__Entries__.
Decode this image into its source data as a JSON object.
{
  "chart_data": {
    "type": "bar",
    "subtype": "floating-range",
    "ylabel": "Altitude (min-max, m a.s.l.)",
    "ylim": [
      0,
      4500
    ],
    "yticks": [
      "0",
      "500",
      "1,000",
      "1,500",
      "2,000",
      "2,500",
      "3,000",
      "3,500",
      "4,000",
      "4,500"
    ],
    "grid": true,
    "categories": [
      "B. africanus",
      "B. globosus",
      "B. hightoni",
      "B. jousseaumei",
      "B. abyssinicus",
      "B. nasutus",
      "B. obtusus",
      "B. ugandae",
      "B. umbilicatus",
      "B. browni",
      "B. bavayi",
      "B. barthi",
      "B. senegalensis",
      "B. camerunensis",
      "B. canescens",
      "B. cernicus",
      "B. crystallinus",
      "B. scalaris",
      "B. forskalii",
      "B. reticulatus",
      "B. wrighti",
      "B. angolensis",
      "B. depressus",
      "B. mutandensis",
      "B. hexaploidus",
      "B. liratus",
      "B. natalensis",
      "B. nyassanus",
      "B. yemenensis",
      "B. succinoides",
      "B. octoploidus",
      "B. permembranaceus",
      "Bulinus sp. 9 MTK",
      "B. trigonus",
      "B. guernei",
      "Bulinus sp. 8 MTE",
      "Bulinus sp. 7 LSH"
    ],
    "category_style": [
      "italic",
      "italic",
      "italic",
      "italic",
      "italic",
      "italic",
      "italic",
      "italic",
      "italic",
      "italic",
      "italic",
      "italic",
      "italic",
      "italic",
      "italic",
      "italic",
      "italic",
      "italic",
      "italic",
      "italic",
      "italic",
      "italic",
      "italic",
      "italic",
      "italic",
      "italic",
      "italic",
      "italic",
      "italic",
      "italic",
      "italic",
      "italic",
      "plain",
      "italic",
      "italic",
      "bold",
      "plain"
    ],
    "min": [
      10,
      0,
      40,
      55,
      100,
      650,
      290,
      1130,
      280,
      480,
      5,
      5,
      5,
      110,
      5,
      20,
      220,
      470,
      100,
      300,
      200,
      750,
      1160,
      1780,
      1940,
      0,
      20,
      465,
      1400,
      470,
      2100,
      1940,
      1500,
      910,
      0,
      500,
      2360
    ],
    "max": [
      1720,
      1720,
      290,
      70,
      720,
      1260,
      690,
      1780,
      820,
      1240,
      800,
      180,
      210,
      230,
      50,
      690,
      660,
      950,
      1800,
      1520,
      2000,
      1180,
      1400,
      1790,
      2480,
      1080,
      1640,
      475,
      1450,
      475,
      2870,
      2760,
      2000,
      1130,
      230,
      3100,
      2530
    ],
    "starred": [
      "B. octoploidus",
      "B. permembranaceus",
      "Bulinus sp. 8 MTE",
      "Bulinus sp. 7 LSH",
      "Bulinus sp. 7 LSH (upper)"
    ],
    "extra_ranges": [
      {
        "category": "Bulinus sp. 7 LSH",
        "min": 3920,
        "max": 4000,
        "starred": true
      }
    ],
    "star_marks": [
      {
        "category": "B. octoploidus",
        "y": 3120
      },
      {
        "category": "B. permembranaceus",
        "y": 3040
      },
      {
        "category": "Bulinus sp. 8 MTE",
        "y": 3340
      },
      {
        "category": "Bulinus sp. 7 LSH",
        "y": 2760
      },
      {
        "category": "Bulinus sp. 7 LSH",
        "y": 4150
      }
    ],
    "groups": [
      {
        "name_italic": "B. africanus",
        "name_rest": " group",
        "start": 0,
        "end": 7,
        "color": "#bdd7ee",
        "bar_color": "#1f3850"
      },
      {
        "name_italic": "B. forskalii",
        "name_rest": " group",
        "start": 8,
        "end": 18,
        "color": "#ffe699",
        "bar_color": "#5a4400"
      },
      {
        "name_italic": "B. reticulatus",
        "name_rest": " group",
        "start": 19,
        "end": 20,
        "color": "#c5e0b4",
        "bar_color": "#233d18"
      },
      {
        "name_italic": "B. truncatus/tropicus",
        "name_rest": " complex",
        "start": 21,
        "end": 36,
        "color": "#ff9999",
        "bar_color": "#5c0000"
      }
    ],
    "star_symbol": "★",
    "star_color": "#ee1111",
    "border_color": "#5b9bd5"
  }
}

--

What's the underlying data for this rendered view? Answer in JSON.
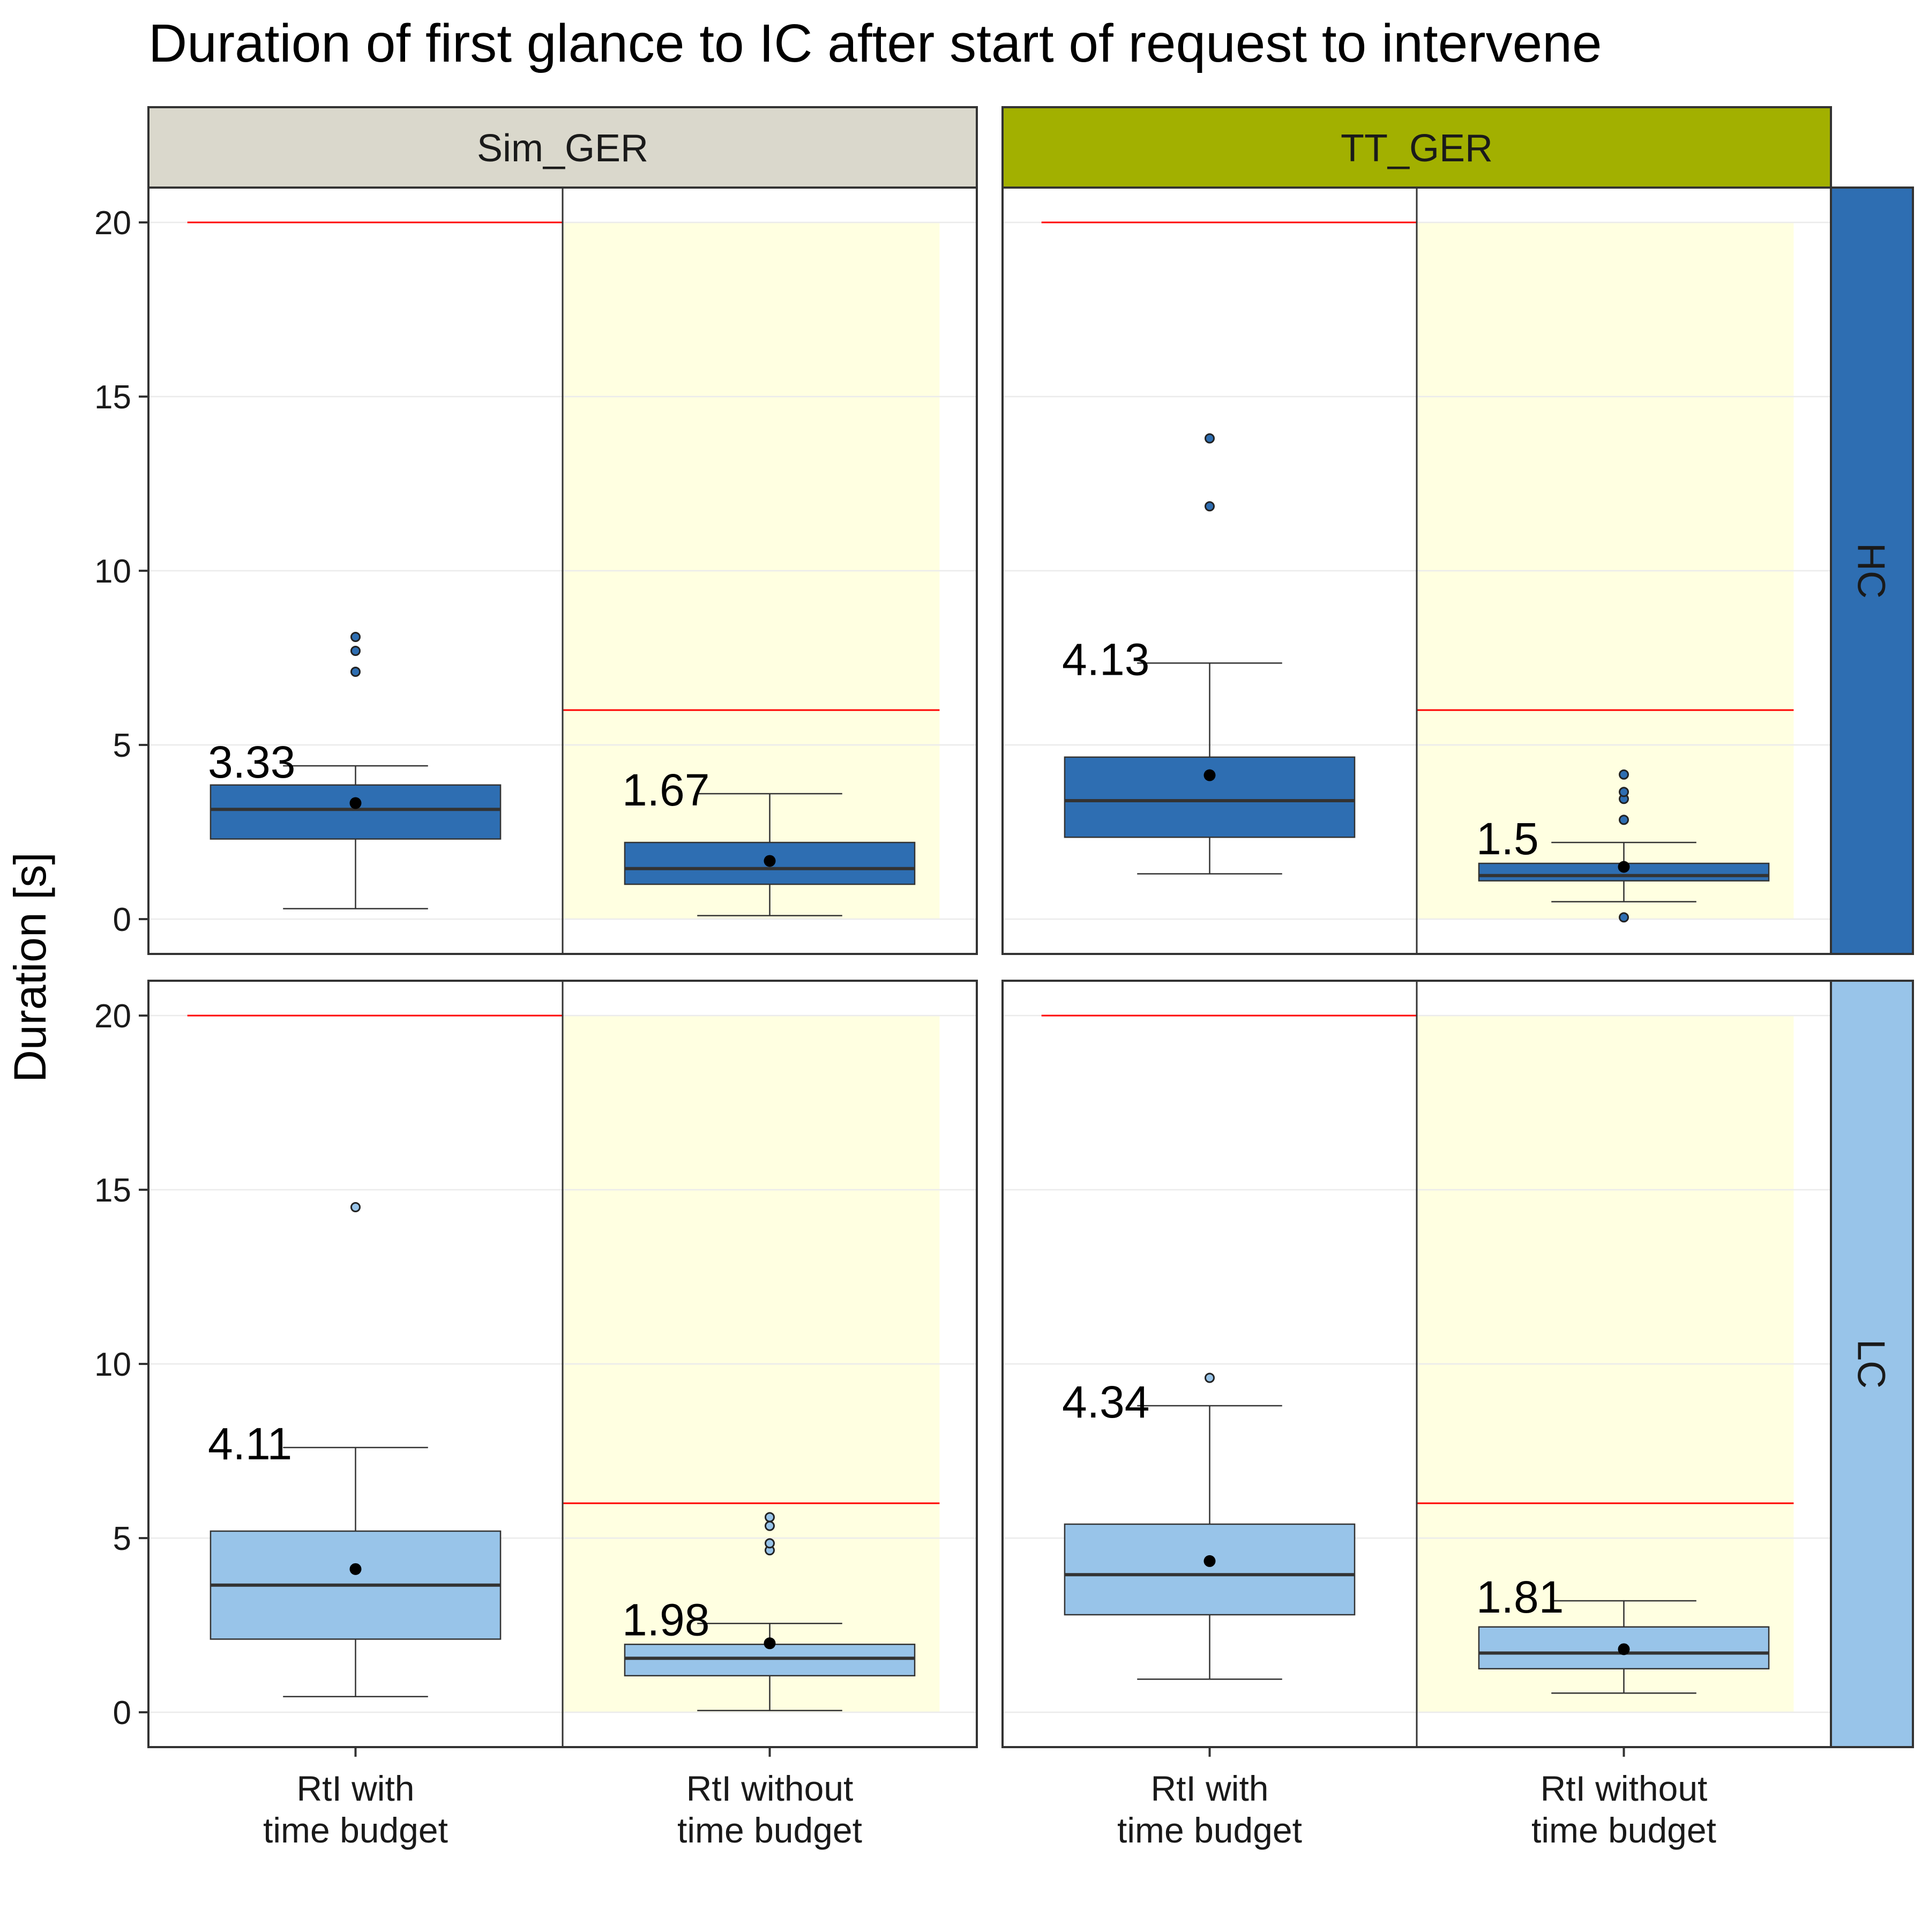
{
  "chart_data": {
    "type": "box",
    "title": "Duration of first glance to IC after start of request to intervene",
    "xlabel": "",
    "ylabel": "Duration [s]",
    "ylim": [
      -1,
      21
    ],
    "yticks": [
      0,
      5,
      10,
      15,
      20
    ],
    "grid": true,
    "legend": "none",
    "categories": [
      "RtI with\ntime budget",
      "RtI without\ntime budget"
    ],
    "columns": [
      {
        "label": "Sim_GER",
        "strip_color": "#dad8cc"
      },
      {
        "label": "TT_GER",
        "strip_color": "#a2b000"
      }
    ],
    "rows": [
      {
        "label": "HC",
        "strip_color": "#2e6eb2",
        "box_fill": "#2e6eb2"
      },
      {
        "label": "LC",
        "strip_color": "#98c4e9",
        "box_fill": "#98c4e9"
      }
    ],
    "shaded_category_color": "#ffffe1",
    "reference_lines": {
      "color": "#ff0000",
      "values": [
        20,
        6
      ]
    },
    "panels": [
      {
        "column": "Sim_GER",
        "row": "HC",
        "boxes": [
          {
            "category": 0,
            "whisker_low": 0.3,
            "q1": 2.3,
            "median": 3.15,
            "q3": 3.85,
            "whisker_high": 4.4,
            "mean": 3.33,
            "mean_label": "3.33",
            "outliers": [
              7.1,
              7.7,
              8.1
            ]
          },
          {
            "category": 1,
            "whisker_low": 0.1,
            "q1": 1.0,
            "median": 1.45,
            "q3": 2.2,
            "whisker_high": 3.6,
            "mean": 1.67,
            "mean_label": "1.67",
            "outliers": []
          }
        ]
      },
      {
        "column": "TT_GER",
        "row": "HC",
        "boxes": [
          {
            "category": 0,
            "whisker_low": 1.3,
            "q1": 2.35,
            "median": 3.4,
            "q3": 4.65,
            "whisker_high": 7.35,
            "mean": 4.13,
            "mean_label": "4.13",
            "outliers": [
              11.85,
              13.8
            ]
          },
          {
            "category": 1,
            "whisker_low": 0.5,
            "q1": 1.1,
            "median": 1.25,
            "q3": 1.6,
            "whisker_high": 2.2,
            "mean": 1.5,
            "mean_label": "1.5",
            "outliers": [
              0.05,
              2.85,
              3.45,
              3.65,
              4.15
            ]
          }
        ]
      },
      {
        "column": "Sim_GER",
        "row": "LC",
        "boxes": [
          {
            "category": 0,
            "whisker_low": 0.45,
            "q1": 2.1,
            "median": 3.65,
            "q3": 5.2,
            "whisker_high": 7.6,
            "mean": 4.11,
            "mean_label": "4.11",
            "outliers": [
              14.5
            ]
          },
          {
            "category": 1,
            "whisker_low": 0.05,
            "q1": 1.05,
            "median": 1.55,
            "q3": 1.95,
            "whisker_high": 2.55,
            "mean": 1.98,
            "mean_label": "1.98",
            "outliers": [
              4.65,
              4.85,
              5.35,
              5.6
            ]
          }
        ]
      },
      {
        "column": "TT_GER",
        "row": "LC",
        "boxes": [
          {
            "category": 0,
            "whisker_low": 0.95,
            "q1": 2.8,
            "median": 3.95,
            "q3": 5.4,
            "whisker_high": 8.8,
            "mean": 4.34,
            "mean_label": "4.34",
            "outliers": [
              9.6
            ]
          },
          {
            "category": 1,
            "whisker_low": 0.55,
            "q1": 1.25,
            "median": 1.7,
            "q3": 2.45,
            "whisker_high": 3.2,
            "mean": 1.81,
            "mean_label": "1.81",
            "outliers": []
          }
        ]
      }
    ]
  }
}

__What is being asked__. Tell how many lines of the material above hold "JSON", answering with a bare number.

__The result__. 2